PROMPT ->
Set down every record once more, exactly as given.

# start of INPUT

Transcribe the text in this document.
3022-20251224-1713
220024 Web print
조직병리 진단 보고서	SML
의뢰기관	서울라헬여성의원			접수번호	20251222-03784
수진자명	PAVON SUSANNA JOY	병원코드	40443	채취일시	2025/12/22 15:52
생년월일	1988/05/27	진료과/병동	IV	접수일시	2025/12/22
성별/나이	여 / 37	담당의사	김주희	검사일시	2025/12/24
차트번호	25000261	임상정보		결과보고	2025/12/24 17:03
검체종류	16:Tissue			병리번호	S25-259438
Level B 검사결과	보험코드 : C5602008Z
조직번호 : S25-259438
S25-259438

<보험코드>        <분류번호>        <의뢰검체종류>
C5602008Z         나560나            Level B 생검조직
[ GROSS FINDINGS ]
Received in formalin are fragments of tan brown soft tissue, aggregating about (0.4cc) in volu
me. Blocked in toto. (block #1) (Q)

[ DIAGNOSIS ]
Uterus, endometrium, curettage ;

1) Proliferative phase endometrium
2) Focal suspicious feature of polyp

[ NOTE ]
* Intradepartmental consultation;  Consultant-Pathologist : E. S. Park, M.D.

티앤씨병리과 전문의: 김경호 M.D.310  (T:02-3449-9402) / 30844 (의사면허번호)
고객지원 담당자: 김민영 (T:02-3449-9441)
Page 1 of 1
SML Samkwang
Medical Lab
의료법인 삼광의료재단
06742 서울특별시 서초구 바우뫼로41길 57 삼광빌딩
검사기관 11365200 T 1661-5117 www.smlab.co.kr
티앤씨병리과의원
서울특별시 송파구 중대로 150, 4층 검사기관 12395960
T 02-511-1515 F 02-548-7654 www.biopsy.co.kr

# end of INPUT

FULL RESPONSE ->
Transcribe the text in this document.
3022-20251224-1713
220024 Web print
조직병리 진단 보고서	SML
의뢰기관	서울라헬여성의원			접수번호	20251222-03784
수진자명	PAVON SUSANNA JOY	병원코드	40443	채취일시	2025/12/22 15:52
생년월일	1988/05/27	진료과/병동	IV	접수일시	2025/12/22
성별/나이	여 / 37	담당의사	김주희	검사일시	2025/12/24
차트번호	25000261	임상정보		결과보고	2025/12/24 17:03
검체종류	16:Tissue			병리번호	S25-259438
Level B 검사결과	보험코드 : C5602008Z
조직번호 : S25-259438
S25-259438

<보험코드>        <분류번호>        <의뢰검체종류>
C5602008Z         나560나            Level B 생검조직
[ GROSS FINDINGS ]
Received in formalin are fragments of tan brown soft tissue, aggregating about (0.4cc) in volu
me. Blocked in toto. (block #1) (Q)

[ DIAGNOSIS ]
Uterus, endometrium, curettage ;

1) Proliferative phase endometrium
2) Focal suspicious feature of polyp

[ NOTE ]
* Intradepartmental consultation;  Consultant-Pathologist : E. S. Park, M.D.

티앤씨병리과 전문의: 김경호 M.D.310  (T:02-3449-9402) / 30844 (의사면허번호)
고객지원 담당자: 김민영 (T:02-3449-9441)
Page 1 of 1
SML Samkwang
Medical Lab
의료법인 삼광의료재단
06742 서울특별시 서초구 바우뫼로41길 57 삼광빌딩
검사기관 11365200 T 1661-5117 www.smlab.co.kr
티앤씨병리과의원
서울특별시 송파구 중대로 150, 4층 검사기관 12395960
T 02-511-1515 F 02-548-7654 www.biopsy.co.kr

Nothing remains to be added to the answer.